> Set exercise:
The entries need to be copied exactly.

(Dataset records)
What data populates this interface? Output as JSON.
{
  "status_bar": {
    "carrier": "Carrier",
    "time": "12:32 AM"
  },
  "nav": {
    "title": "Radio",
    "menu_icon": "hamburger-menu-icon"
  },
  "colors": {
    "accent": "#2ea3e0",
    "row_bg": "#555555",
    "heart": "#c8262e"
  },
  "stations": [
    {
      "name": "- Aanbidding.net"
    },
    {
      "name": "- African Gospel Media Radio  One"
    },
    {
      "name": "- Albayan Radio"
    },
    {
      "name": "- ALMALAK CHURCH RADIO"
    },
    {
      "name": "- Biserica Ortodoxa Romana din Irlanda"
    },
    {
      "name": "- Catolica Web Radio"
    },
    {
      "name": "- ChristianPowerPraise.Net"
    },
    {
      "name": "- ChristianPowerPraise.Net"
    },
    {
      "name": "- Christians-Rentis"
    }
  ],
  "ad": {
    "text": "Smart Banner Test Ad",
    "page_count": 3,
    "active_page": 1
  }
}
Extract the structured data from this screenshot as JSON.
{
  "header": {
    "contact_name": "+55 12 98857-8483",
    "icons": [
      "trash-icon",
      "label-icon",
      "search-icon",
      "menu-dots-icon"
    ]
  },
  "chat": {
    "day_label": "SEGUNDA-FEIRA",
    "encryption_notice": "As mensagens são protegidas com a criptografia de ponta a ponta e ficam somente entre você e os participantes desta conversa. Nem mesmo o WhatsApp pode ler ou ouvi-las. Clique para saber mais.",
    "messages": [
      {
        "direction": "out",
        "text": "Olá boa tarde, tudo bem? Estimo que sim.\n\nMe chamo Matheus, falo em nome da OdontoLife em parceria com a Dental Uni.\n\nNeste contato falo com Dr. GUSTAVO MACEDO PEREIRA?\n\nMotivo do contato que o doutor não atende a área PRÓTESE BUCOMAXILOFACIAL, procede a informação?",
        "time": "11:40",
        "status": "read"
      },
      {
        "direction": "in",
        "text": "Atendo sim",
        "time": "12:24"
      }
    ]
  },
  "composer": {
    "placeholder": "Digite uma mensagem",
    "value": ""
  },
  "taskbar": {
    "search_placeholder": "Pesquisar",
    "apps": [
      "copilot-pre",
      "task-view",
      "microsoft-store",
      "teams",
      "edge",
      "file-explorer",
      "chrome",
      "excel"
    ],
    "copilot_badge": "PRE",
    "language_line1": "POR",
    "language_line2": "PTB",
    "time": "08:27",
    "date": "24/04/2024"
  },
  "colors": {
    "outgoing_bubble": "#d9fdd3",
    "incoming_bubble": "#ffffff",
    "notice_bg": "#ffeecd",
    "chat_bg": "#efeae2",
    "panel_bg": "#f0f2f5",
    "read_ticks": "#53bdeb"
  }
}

> Result:
What data populates this interface? Output as JSON.
{
  "status_bar": {
    "carrier": "Carrier",
    "time": "12:32 AM"
  },
  "nav": {
    "title": "Radio",
    "menu_icon": "hamburger-menu-icon"
  },
  "colors": {
    "accent": "#2ea3e0",
    "row_bg": "#555555",
    "heart": "#c8262e"
  },
  "stations": [
    {
      "name": "- Aanbidding.net"
    },
    {
      "name": "- African Gospel Media Radio  One"
    },
    {
      "name": "- Albayan Radio"
    },
    {
      "name": "- ALMALAK CHURCH RADIO"
    },
    {
      "name": "- Biserica Ortodoxa Romana din Irlanda"
    },
    {
      "name": "- Catolica Web Radio"
    },
    {
      "name": "- ChristianPowerPraise.Net"
    },
    {
      "name": "- ChristianPowerPraise.Net"
    },
    {
      "name": "- Christians-Rentis"
    }
  ],
  "ad": {
    "text": "Smart Banner Test Ad",
    "page_count": 3,
    "active_page": 1
  }
}
Extract the structured data from this screenshot as JSON.
{
  "header": {
    "contact_name": "+55 12 98857-8483",
    "icons": [
      "trash-icon",
      "label-icon",
      "search-icon",
      "menu-dots-icon"
    ]
  },
  "chat": {
    "day_label": "SEGUNDA-FEIRA",
    "encryption_notice": "As mensagens são protegidas com a criptografia de ponta a ponta e ficam somente entre você e os participantes desta conversa. Nem mesmo o WhatsApp pode ler ou ouvi-las. Clique para saber mais.",
    "messages": [
      {
        "direction": "out",
        "text": "Olá boa tarde, tudo bem? Estimo que sim.\n\nMe chamo Matheus, falo em nome da OdontoLife em parceria com a Dental Uni.\n\nNeste contato falo com Dr. GUSTAVO MACEDO PEREIRA?\n\nMotivo do contato que o doutor não atende a área PRÓTESE BUCOMAXILOFACIAL, procede a informação?",
        "time": "11:40",
        "status": "read"
      },
      {
        "direction": "in",
        "text": "Atendo sim",
        "time": "12:24"
      }
    ]
  },
  "composer": {
    "placeholder": "Digite uma mensagem",
    "value": ""
  },
  "taskbar": {
    "search_placeholder": "Pesquisar",
    "apps": [
      "copilot-pre",
      "task-view",
      "microsoft-store",
      "teams",
      "edge",
      "file-explorer",
      "chrome",
      "excel"
    ],
    "copilot_badge": "PRE",
    "language_line1": "POR",
    "language_line2": "PTB",
    "time": "08:27",
    "date": "24/04/2024"
  },
  "colors": {
    "outgoing_bubble": "#d9fdd3",
    "incoming_bubble": "#ffffff",
    "notice_bg": "#ffeecd",
    "chat_bg": "#efeae2",
    "panel_bg": "#f0f2f5",
    "read_ticks": "#53bdeb"
  }
}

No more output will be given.